Text passage Start Marker
On the one hand you have beta builds -- test copies of the next version of Windows. Right now, those builds are numbered 14931, and they'll keep getting larger.

On the other hand, you have Release Preview builds -- precursors to the next cumulative update for the current version of Windows. Right now, those builds are numbered 14393.221 and 14393.222.

The Windows Insider program caters to both those who are beta testing the next version of Windows and those who are testing the next cumulative updates to the current version of Windows. You bet it's confusing -- and the discrepancy contributes to the "Release Preview and Slow ring" misidentification.

Microsoft has used the phrase "Release Preview" for all sorts of items over the years. It needs to give the "precursor to the next cumulative update" builds a different name.

5. We need Release Preview ring builds for all current versions of Win10

Right now, those who wish to test the next cumulative update for the current version of Windows have only one option: The Release Preview ring of the Insider program. When you join the Release Preview ring, you get advance copies of the next cumulative update to the latest released version of Windows.

Right now, that means you get an advance copy of the next cumulative update to Windows 10 version 1607. But most of the Win10 world is running on version 1511, and there's no way to sign up for previews of the next cumulative update for version 1511.

We saw this scenario play out earlier this month: While admins and devs (and anyone else who's interested) could download a preview of the next cumulative update to version 1607, getting a sneak peek at version 1511 wasn't so easy:

Microsoft has an important "sneak peek" channel for those of you who want to test new builds of Win10 Anniversary Update before they go out to the hoi polloi. It's particularly important for admins and devs who need to make sure that their wares work with the next release. If you need to look into the future just a little bit, make sure you sign up for the Win10 Insider Release Preview ring.

Unfortunately, there's no Release Preview available for the Win10 Fall Update, version 1511, which is the Win10 version most people are using. The closest we have right now is a weird preview in the Windows Update Catalog called KB 3186988. Apparently whoever thought up the Insider Preview approach -- it's a great idea! -- didn't think there'd ever be a time when two different Win10 versions would need a sneak peek

Microsoft needs to make the Release Preview ring (or whatever it ends up being called) available for all current versions of Win10.

6. The Windows Insider program doesn't catch even the most widespread problems

Perhaps it's expecting too much from a marketing beta, but I can't fathom how all of the big bugs in the Win10 Anniversary Update evaded detection when it was in the hands of millions of users for weeks before its release.

We saw major, pandemic problems with the following:

The failure of the Windows Insider community -- including me -- to catch any of those big bugs lays bare the fallacy of volunteer testing. The downward spiral started in 2014 when Microsoft fired much of its testing crew and pushed the testing burden back onto its devs. Now Insiders are carrying the ball, and we're fumbling it badly.

As Gregg Keizer said in Computerworld early last year:

Windows customers have been griping for months about the quality of Microsoft's updates, many of which have been problem-filled and some of which have had to be pulled because of those problems. Some analysts and users have connected the dots, arguing that after Microsoft's massive layoffs in mid-2014, when the company's software testing groups were especially hard hit, the quality of its updates declined.

"Microsoft fired all those testers last year," pointed out Wes Miller, an analyst with Directions on Microsoft, in a Friday interview. "Now consumers are the testers."

We consumers have obviously failed. What does that say about the Windows Insider program?

Those participating in the Windows Insider program might see the color of an icon change in response to their upvoting and kvetching. But real changes? Those are very few and far between.

If we couldn't even catch the Kindle bug or the camera driver bug, what good are we?
Text passage End Marker
Supplied entries Start Marker
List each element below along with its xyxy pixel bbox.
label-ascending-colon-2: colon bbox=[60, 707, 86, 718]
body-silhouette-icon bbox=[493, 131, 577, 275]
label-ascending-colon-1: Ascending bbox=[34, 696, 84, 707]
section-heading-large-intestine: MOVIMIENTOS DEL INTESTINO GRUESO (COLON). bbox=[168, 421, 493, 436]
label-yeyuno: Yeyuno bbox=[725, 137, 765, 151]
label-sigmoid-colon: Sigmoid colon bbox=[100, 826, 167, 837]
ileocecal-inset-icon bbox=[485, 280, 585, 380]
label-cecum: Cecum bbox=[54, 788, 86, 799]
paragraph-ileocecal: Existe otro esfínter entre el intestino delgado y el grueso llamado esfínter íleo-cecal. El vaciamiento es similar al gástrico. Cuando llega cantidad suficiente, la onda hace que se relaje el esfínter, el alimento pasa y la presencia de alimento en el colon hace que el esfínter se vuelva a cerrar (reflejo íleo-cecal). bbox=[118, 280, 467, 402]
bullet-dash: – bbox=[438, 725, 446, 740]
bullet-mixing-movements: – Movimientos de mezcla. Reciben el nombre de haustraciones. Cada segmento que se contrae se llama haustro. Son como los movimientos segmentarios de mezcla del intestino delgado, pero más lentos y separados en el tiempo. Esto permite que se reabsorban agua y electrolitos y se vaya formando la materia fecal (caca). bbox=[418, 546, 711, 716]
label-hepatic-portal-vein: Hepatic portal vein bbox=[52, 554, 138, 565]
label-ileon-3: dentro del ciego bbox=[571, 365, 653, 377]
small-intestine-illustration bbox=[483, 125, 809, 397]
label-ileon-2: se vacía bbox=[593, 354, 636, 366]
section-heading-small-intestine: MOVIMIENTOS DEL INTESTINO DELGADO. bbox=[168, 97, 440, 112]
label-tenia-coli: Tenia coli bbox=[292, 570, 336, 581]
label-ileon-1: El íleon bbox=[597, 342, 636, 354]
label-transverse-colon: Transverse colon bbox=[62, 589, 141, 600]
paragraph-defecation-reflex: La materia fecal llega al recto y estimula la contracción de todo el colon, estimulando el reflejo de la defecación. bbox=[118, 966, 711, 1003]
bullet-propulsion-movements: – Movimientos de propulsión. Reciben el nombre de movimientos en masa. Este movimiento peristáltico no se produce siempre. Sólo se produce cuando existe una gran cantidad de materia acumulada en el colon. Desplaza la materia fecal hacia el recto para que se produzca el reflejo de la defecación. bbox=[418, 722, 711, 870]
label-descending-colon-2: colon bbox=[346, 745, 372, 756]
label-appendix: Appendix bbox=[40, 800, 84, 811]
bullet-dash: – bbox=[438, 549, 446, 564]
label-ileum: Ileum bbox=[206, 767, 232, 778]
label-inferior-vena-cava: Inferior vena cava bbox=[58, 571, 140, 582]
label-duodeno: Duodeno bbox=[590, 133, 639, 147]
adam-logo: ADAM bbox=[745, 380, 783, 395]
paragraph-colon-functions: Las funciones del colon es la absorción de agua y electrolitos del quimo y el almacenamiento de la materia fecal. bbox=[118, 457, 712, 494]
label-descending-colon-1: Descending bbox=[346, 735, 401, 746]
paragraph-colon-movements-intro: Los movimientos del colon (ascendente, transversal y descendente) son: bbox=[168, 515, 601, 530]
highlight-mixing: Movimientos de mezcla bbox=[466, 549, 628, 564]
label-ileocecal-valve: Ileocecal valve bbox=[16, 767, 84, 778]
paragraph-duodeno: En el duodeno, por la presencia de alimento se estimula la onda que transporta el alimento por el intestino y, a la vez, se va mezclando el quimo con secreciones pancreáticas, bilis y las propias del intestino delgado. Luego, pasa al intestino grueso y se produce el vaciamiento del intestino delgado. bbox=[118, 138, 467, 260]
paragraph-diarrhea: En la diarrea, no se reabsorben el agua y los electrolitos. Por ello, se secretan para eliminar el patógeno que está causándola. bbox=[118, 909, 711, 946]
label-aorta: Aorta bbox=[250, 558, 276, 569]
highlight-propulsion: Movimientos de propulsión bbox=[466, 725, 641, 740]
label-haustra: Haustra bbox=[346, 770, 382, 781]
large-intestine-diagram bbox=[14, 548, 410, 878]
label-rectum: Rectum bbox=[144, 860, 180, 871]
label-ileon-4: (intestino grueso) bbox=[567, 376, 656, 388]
Supplied entries End Marker
* Goal of the exercise *
According to the text on the Windows Insider program, which Windows 10 version are most people running?

* Written reply *
Version 1511, the Win10 Fall Update.